▶ WRITTEN REQUEST:
Transcribe every entry word for word, leaving out all images.

▶ Data records:
=======
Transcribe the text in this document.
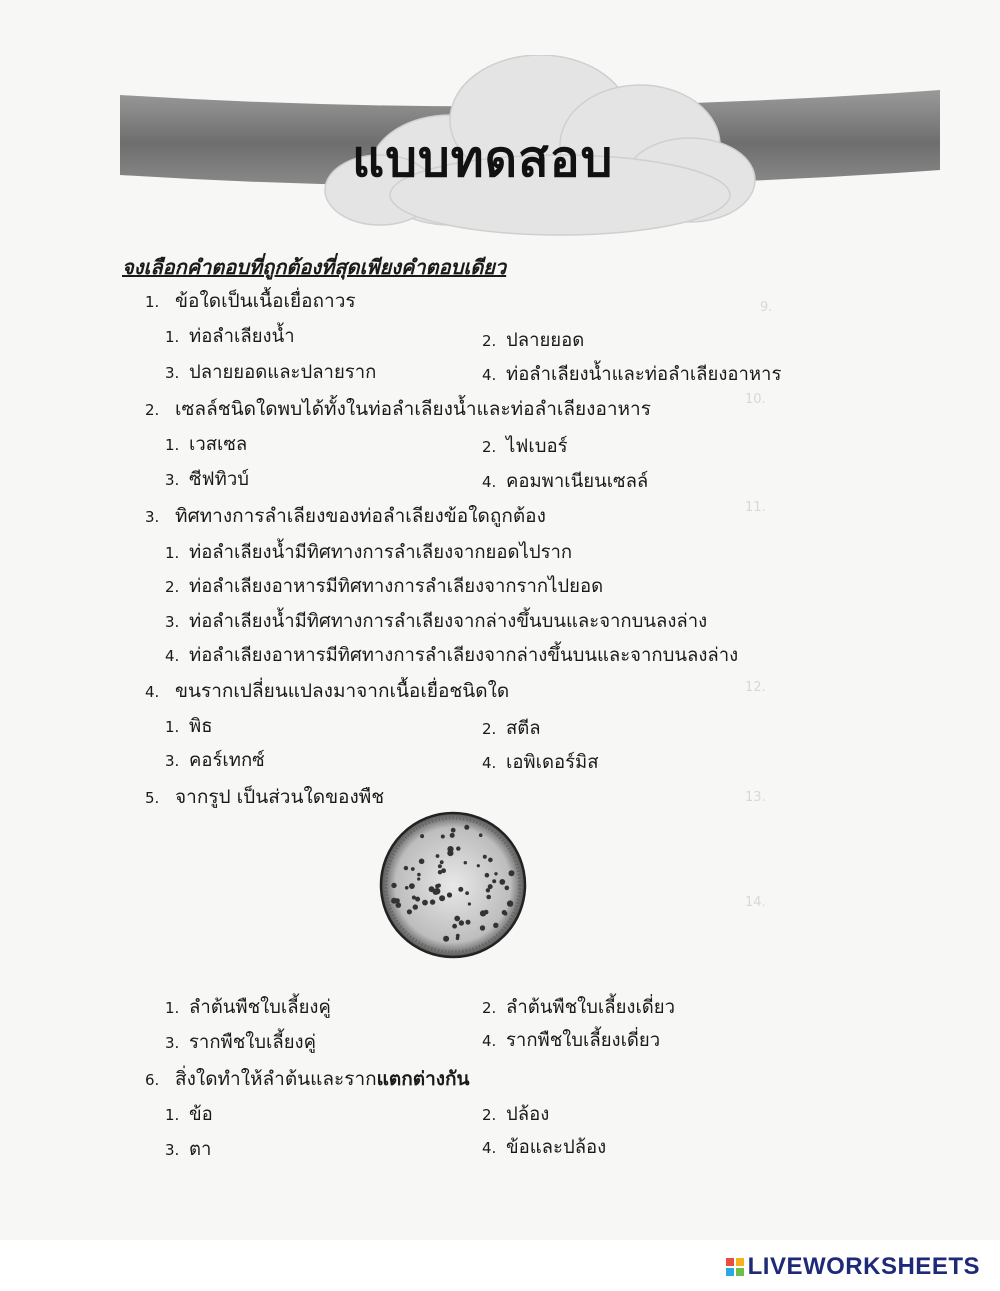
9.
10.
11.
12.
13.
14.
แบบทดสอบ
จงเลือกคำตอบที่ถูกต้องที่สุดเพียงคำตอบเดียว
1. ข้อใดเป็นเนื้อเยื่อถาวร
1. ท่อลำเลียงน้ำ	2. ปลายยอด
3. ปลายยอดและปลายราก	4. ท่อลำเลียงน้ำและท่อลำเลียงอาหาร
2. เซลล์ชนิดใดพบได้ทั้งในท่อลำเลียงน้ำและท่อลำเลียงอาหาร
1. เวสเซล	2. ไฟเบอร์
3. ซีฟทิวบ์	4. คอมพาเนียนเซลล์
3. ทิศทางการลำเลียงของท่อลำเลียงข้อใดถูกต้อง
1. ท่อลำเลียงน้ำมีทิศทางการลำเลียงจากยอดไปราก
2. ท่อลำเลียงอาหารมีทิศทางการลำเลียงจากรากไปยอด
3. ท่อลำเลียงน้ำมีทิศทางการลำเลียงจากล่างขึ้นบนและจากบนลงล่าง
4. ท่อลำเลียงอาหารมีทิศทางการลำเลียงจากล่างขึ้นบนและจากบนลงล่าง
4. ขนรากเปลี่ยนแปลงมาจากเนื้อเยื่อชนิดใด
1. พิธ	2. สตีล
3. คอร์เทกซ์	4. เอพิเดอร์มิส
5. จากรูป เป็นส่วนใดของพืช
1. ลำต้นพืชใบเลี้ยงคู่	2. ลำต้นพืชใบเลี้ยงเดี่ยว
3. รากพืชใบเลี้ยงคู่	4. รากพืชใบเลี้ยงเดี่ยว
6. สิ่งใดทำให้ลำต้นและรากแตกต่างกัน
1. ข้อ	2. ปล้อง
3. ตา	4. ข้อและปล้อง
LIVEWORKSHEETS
=======
▶ COMPLETE RESPONSE:
Transcribe the text in this document.
9.
10.
11.
12.
13.
14.
แบบทดสอบ
จงเลือกคำตอบที่ถูกต้องที่สุดเพียงคำตอบเดียว
1. ข้อใดเป็นเนื้อเยื่อถาวร
1. ท่อลำเลียงน้ำ	2. ปลายยอด
3. ปลายยอดและปลายราก	4. ท่อลำเลียงน้ำและท่อลำเลียงอาหาร
2. เซลล์ชนิดใดพบได้ทั้งในท่อลำเลียงน้ำและท่อลำเลียงอาหาร
1. เวสเซล	2. ไฟเบอร์
3. ซีฟทิวบ์	4. คอมพาเนียนเซลล์
3. ทิศทางการลำเลียงของท่อลำเลียงข้อใดถูกต้อง
1. ท่อลำเลียงน้ำมีทิศทางการลำเลียงจากยอดไปราก
2. ท่อลำเลียงอาหารมีทิศทางการลำเลียงจากรากไปยอด
3. ท่อลำเลียงน้ำมีทิศทางการลำเลียงจากล่างขึ้นบนและจากบนลงล่าง
4. ท่อลำเลียงอาหารมีทิศทางการลำเลียงจากล่างขึ้นบนและจากบนลงล่าง
4. ขนรากเปลี่ยนแปลงมาจากเนื้อเยื่อชนิดใด
1. พิธ	2. สตีล
3. คอร์เทกซ์	4. เอพิเดอร์มิส
5. จากรูป เป็นส่วนใดของพืช
1. ลำต้นพืชใบเลี้ยงคู่	2. ลำต้นพืชใบเลี้ยงเดี่ยว
3. รากพืชใบเลี้ยงคู่	4. รากพืชใบเลี้ยงเดี่ยว
6. สิ่งใดทำให้ลำต้นและรากแตกต่างกัน
1. ข้อ	2. ปล้อง
3. ตา	4. ข้อและปล้อง
LIVEWORKSHEETS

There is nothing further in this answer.